_Provided passage_
☆ ☆ ☆
Thomas William Keenlyside (born 1950) is a Canadian saxophonist and flautist from Vancouver, British Columbia, Canada.

Biography 
Born and raised in Vancouver, Keenlyside grew up hearing many genres of music on the radio that his parents left turned on much of the time. When he was twelve years old, he started playing trumpet. A year later while he was walking to school, he stopped by a friend's house and heard "Strange Meadowlark" by the Dave Brubeck Quartet coming from the house. He was overwhelmed when he heard Paul Desmond's solo, and he resolved to pursue a career in music. A couple years later he became interested in the flute and took lessons.

Keenlyside began playing professionally at bars and clubs. He continued this work while attending the University of British Columbia in Vancouver. For six years he was a member of Sunshyne, a progressive rock band, and played in R&B bands. He heard jazz musicians when the performed at clubs in Vancouver. In the 1970s as a freelance musician he worked with Natalie Cole, Dizzy Gillespie, and Mel Torme. He played for conductor Don Costa and in the house band for a Tom Jones television series. He was also played table tennis often with his friends. When jazz trumpeter Chet Baker was in town, they played a doubles match with Baker.
☆ ☆ ☆
_Entries provided_
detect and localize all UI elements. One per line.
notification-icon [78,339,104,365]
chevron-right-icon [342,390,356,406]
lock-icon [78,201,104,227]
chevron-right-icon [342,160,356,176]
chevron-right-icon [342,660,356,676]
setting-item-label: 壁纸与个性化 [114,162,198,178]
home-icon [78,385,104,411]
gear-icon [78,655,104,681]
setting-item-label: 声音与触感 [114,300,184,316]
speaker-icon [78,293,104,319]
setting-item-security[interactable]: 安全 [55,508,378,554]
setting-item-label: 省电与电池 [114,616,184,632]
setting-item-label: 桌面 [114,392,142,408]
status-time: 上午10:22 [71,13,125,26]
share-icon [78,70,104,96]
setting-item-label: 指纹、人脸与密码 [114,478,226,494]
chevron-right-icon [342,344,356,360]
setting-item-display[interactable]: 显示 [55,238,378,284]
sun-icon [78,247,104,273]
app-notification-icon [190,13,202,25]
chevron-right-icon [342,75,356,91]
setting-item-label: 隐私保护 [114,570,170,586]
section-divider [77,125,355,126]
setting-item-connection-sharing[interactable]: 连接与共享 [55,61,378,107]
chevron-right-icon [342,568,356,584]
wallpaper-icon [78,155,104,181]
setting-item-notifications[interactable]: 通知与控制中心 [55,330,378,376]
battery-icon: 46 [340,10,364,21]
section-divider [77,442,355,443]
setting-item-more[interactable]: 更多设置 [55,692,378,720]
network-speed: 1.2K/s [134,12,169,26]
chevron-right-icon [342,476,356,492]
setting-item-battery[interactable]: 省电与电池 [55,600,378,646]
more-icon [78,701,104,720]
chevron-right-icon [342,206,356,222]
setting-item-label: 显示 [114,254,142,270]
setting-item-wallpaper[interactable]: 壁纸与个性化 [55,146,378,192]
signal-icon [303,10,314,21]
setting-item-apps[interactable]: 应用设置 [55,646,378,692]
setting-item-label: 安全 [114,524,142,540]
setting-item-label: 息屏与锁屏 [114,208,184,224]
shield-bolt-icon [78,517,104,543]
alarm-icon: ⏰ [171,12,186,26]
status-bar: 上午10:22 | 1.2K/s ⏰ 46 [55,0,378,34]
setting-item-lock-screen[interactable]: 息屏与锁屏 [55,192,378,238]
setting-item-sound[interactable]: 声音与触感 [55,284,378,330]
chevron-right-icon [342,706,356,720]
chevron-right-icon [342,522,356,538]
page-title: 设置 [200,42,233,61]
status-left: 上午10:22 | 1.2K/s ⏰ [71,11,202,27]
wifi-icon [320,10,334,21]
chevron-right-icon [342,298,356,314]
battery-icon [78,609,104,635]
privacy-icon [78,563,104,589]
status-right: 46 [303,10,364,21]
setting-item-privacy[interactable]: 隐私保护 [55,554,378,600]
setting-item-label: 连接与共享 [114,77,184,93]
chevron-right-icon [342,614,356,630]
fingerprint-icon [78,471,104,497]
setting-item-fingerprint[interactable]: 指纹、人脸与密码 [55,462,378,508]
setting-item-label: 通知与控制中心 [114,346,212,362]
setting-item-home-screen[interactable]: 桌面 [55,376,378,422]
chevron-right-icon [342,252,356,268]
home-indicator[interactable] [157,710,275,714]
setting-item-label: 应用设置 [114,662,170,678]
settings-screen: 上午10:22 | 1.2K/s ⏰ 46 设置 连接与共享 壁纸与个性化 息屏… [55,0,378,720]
☆ ☆ ☆
_Work to do_
- a) Rewrite the paragraph of the Keenlyside biography that begins "Born and raised in Vancouver" as a short bulleted list that keeps its main facts.
- b) Echo the rows verbatim, starting at the first row and ending at the row that contains "alarm-icon: ⏰ [171,12,186,26]", including both of those rows.
The Keenlyside biography and the rows are unrelated to each other.

_Task responses_
- a)
- Keenlyside was born and raised in Vancouver, and as a child he heard many genres of music on his parents' radio.
- He started playing trumpet at age twelve.
- A year later, he heard Dave Brubeck Quartet's "Strange Meadowlark" at a friend's house. Paul Desmond's solo overwhelmed him, and he resolved to pursue a career in music.
- A couple of years after that, he became interested in the flute and took lessons.

- b)
detect and localize all UI elements. One per line.
notification-icon [78,339,104,365]
chevron-right-icon [342,390,356,406]
lock-icon [78,201,104,227]
chevron-right-icon [342,160,356,176]
chevron-right-icon [342,660,356,676]
setting-item-label: 壁纸与个性化 [114,162,198,178]
home-icon [78,385,104,411]
gear-icon [78,655,104,681]
setting-item-label: 声音与触感 [114,300,184,316]
speaker-icon [78,293,104,319]
setting-item-security[interactable]: 安全 [55,508,378,554]
setting-item-label: 省电与电池 [114,616,184,632]
setting-item-label: 桌面 [114,392,142,408]
status-time: 上午10:22 [71,13,125,26]
share-icon [78,70,104,96]
setting-item-label: 指纹、人脸与密码 [114,478,226,494]
chevron-right-icon [342,344,356,360]
setting-item-display[interactable]: 显示 [55,238,378,284]
sun-icon [78,247,104,273]
app-notification-icon [190,13,202,25]
chevron-right-icon [342,75,356,91]
setting-item-label: 隐私保护 [114,570,170,586]
section-divider [77,125,355,126]
setting-item-connection-sharing[interactable]: 连接与共享 [55,61,378,107]
chevron-right-icon [342,568,356,584]
wallpaper-icon [78,155,104,181]
setting-item-notifications[interactable]: 通知与控制中心 [55,330,378,376]
battery-icon: 46 [340,10,364,21]
section-divider [77,442,355,443]
setting-item-more[interactable]: 更多设置 [55,692,378,720]
network-speed: 1.2K/s [134,12,169,26]
chevron-right-icon [342,476,356,492]
setting-item-battery[interactable]: 省电与电池 [55,600,378,646]
more-icon [78,701,104,720]
chevron-right-icon [342,206,356,222]
setting-item-label: 显示 [114,254,142,270]
setting-item-wallpaper[interactable]: 壁纸与个性化 [55,146,378,192]
signal-icon [303,10,314,21]
setting-item-apps[interactable]: 应用设置 [55,646,378,692]
setting-item-label: 安全 [114,524,142,540]
setting-item-label: 息屏与锁屏 [114,208,184,224]
shield-bolt-icon [78,517,104,543]
alarm-icon: ⏰ [171,12,186,26]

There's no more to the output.